» **INSTRUCTIONS FOR THE TASK**:
Render every line of the listing below as a numbered list, dropping any blank lines and omitting the picture markers.

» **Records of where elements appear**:
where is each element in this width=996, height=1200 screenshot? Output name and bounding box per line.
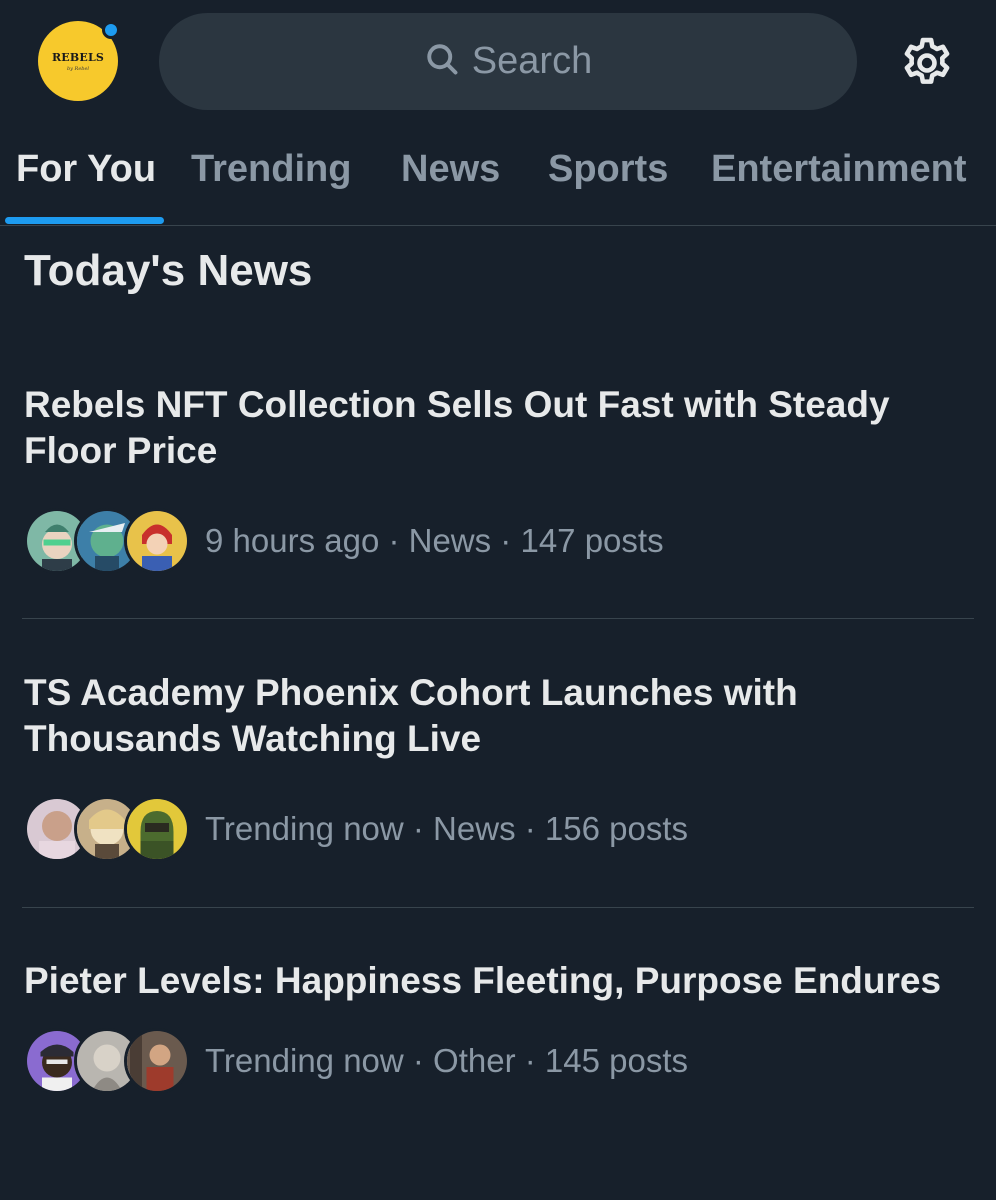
settings-button[interactable] [898, 34, 956, 92]
news-item[interactable]: Pieter Levels: Happiness Fleeting, Purpo… [24, 958, 974, 1094]
category-tabs: For You Trending News Sports Entertainme… [0, 130, 996, 226]
notification-dot-icon [102, 21, 120, 39]
news-item-meta-text: Trending now · Other · 145 posts [205, 1042, 689, 1079]
avatar [124, 796, 190, 862]
avatar-stack [24, 1028, 194, 1094]
tab-entertainment[interactable]: Entertainment [711, 148, 966, 191]
news-item-title: Pieter Levels: Happiness Fleeting, Purpo… [24, 960, 942, 1001]
avatar [124, 508, 190, 574]
search-icon [424, 41, 460, 82]
news-item-title: Rebels NFT Collection Sells Out Fast wit… [24, 384, 890, 471]
tab-trending[interactable]: Trending [191, 148, 351, 191]
tab-for-you[interactable]: For You [16, 148, 156, 191]
search-placeholder: Search [471, 40, 593, 82]
news-item-meta: Trending now · News · 156 posts [24, 796, 974, 862]
avatar [124, 1028, 190, 1094]
search-input[interactable]: Search [159, 13, 857, 110]
divider [22, 907, 974, 908]
active-tab-indicator [5, 217, 164, 224]
tab-sports[interactable]: Sports [548, 148, 668, 191]
news-item[interactable]: TS Academy Phoenix Cohort Launches with … [24, 670, 974, 862]
logo-subtext: by Rebel [66, 65, 90, 72]
news-item[interactable]: Rebels NFT Collection Sells Out Fast wit… [24, 382, 974, 574]
avatar-stack [24, 508, 194, 574]
news-item-meta-text: Trending now · News · 156 posts [205, 810, 688, 847]
logo-text: REBELS [51, 50, 105, 64]
top-bar: REBELS by Rebel Search [0, 0, 996, 120]
news-item-title: TS Academy Phoenix Cohort Launches with … [24, 672, 798, 759]
section-title: Today's News [24, 246, 313, 295]
news-item-meta: 9 hours ago · News · 147 posts [24, 508, 974, 574]
news-item-meta: Trending now · Other · 145 posts [24, 1028, 974, 1094]
divider [22, 618, 974, 619]
gear-icon [898, 37, 956, 96]
news-item-meta-text: 9 hours ago · News · 147 posts [205, 522, 664, 559]
profile-avatar-button[interactable]: REBELS by Rebel [38, 21, 120, 103]
avatar-stack [24, 796, 194, 862]
explore-screen: REBELS by Rebel Search For You Trending … [0, 0, 996, 1200]
tab-news[interactable]: News [401, 148, 500, 191]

» **FULL OUTPUT**:
1. where is each element in this width=996, height=1200 screenshot? Output name and bounding box per line.
2. settings-button[interactable] [898, 34, 956, 92]
3. news-item[interactable]: Pieter Levels: Happiness Fleeting, Purpo… [24, 958, 974, 1094]
4. category-tabs: For You Trending News Sports Entertainme… [0, 130, 996, 226]
5. notification-dot-icon [102, 21, 120, 39]
6. news-item-meta-text: Trending now · Other · 145 posts [205, 1042, 689, 1079]
7. avatar [124, 796, 190, 862]
8. avatar-stack [24, 1028, 194, 1094]
9. tab-entertainment[interactable]: Entertainment [711, 148, 966, 191]
10. news-item-title: Pieter Levels: Happiness Fleeting, Purpo… [24, 960, 942, 1001]
11. avatar [124, 508, 190, 574]
12. search-icon [424, 41, 460, 82]
13. news-item-title: Rebels NFT Collection Sells Out Fast wit… [24, 384, 890, 471]
14. tab-trending[interactable]: Trending [191, 148, 351, 191]
15. tab-for-you[interactable]: For You [16, 148, 156, 191]
16. search-placeholder: Search [471, 40, 593, 82]
17. news-item-meta: Trending now · News · 156 posts [24, 796, 974, 862]
18. avatar [124, 1028, 190, 1094]
19. search-input[interactable]: Search [159, 13, 857, 110]
20. divider [22, 907, 974, 908]
21. active-tab-indicator [5, 217, 164, 224]
22. tab-sports[interactable]: Sports [548, 148, 668, 191]
23. news-item[interactable]: TS Academy Phoenix Cohort Launches with … [24, 670, 974, 862]
24. logo-subtext: by Rebel [66, 65, 90, 72]
25. news-item[interactable]: Rebels NFT Collection Sells Out Fast wit… [24, 382, 974, 574]
26. avatar-stack [24, 508, 194, 574]
27. news-item-meta-text: Trending now · News · 156 posts [205, 810, 688, 847]
28. logo-text: REBELS [51, 50, 105, 64]
29. top-bar: REBELS by Rebel Search [0, 0, 996, 120]
30. news-item-title: TS Academy Phoenix Cohort Launches with … [24, 672, 798, 759]
31. section-title: Today's News [24, 246, 313, 295]
32. news-item-meta: 9 hours ago · News · 147 posts [24, 508, 974, 574]
33. news-item-meta: Trending now · Other · 145 posts [24, 1028, 974, 1094]
34. divider [22, 618, 974, 619]
35. gear-icon [898, 37, 956, 96]
36. news-item-meta-text: 9 hours ago · News · 147 posts [205, 522, 664, 559]
37. profile-avatar-button[interactable]: REBELS by Rebel [38, 21, 120, 103]
38. avatar-stack [24, 796, 194, 862]
39. explore-screen: REBELS by Rebel Search For You Trending … [0, 0, 996, 1200]
40. tab-news[interactable]: News [401, 148, 500, 191]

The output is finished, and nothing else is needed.